#### [Required work]
Pull out every line with the word "JSON".

+++ Task input +++

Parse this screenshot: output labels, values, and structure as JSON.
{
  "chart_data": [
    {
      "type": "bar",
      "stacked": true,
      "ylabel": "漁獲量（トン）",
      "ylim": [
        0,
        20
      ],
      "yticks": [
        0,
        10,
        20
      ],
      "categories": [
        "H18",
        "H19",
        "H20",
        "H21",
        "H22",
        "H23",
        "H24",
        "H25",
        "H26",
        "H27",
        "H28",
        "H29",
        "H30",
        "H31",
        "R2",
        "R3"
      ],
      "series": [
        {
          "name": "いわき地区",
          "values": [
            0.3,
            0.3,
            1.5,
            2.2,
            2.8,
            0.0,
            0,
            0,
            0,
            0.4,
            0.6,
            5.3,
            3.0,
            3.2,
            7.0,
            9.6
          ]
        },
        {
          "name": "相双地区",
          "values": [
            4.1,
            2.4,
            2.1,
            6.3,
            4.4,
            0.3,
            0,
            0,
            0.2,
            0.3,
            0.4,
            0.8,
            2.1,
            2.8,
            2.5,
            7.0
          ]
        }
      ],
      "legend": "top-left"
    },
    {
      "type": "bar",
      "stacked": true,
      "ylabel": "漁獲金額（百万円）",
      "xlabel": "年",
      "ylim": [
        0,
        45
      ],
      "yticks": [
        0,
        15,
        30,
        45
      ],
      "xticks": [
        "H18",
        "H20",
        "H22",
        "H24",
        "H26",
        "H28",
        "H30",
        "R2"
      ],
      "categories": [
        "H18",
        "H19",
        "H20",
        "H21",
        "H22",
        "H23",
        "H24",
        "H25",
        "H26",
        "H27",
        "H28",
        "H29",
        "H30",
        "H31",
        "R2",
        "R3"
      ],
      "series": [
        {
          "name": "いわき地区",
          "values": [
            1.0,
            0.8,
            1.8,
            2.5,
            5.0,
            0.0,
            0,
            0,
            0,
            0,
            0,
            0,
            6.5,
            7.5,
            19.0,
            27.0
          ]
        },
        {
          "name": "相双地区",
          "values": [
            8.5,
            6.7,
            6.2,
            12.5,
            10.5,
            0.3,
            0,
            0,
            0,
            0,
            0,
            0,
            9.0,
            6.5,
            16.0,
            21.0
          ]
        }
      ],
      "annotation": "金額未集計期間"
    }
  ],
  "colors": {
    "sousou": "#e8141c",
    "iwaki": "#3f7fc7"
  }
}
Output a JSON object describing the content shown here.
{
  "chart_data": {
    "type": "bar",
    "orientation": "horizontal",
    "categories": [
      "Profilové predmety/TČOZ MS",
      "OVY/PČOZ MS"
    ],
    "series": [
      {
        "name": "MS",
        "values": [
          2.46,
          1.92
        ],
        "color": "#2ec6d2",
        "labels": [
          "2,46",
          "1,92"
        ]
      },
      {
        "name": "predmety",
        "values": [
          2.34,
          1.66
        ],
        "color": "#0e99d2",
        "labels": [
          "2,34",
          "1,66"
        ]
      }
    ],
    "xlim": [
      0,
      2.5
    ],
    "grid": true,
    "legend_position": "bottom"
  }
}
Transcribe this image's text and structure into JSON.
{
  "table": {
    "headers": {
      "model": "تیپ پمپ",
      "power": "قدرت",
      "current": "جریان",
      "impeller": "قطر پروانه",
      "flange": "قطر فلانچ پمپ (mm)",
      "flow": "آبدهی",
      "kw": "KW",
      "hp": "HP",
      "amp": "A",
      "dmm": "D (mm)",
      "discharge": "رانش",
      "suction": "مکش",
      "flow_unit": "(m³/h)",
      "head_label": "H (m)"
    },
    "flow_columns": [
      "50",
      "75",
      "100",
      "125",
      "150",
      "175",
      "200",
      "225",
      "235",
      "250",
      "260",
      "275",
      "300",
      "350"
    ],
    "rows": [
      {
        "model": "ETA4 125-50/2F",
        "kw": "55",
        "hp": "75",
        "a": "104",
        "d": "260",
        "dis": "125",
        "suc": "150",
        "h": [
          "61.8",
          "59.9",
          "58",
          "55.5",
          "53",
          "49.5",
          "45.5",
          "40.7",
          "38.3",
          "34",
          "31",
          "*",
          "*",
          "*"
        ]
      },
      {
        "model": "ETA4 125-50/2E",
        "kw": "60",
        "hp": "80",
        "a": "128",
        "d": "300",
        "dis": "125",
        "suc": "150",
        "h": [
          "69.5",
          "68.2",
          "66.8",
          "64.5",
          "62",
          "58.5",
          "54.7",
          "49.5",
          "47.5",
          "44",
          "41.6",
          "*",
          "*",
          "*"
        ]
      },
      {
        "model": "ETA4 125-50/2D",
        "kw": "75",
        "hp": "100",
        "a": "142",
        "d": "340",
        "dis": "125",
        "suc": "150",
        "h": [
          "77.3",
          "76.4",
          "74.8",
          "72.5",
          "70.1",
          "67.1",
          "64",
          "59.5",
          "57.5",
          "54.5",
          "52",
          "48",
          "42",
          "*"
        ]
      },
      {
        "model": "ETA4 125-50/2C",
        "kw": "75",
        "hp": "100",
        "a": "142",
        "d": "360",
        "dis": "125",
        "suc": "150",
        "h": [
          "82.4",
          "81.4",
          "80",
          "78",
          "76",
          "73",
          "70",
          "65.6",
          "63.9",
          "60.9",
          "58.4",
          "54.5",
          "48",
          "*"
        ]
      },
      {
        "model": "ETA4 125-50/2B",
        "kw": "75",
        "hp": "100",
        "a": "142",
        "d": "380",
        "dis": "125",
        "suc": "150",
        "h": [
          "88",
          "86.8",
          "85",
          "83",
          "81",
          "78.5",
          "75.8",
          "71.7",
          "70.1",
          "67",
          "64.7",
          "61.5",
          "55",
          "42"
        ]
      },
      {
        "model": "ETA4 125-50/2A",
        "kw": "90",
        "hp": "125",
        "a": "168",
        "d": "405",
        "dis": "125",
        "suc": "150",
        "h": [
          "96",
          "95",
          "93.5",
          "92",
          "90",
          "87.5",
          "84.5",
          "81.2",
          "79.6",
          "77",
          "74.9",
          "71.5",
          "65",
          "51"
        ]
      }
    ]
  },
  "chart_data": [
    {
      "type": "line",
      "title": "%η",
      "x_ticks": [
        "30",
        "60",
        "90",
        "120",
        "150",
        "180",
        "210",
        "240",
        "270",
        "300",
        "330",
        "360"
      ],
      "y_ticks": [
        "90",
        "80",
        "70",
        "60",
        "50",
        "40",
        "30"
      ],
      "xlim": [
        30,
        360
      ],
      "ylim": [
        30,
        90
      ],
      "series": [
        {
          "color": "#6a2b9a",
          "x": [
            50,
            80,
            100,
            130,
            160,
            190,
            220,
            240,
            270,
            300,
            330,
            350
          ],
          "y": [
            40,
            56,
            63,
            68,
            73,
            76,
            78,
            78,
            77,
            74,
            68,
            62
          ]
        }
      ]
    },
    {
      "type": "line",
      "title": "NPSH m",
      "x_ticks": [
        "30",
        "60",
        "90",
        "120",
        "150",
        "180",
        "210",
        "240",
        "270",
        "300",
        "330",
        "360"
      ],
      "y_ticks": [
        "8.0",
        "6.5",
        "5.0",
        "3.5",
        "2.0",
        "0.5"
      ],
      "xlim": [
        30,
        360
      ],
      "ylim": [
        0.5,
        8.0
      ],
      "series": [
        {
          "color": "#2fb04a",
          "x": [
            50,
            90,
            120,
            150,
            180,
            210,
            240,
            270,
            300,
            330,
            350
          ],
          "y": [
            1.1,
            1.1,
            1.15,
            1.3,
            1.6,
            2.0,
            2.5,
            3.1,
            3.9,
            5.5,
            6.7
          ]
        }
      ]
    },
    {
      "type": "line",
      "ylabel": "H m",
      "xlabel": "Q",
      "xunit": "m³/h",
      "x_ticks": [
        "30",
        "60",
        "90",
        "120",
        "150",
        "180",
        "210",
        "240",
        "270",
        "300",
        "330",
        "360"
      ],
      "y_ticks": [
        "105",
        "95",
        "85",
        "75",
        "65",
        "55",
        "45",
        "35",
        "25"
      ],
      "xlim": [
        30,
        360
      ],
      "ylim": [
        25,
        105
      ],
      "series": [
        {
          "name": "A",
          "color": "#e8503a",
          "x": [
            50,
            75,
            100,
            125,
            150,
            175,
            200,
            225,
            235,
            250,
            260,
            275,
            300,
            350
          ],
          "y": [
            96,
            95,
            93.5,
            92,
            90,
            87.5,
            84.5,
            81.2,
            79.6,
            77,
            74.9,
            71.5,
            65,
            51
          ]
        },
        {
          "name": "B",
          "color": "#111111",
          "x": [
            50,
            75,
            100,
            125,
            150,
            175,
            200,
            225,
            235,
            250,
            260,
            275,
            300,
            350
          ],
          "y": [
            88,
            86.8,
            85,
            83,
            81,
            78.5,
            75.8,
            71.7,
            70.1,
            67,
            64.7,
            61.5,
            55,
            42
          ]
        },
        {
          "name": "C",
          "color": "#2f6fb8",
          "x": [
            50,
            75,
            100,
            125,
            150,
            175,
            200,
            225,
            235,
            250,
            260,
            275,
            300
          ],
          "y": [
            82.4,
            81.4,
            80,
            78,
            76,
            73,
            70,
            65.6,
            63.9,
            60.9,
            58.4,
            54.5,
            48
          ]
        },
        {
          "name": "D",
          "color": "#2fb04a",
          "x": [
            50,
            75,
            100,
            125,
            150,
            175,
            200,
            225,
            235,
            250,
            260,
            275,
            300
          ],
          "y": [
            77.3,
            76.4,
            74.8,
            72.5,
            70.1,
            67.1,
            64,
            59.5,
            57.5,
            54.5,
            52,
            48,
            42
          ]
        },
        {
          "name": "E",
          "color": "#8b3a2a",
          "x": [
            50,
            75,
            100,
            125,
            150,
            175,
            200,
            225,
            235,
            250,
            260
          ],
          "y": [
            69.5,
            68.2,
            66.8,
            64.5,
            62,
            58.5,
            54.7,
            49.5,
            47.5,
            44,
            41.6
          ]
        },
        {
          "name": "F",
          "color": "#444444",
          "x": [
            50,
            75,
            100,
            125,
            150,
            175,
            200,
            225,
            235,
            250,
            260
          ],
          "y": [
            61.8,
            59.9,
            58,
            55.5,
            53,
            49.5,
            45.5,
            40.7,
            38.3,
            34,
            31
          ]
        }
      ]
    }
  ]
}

+++

#### [Expected output]
Parse this screenshot: output labels, values, and structure as JSON.
Output a JSON object describing the content shown here.
Transcribe this image's text and structure into JSON.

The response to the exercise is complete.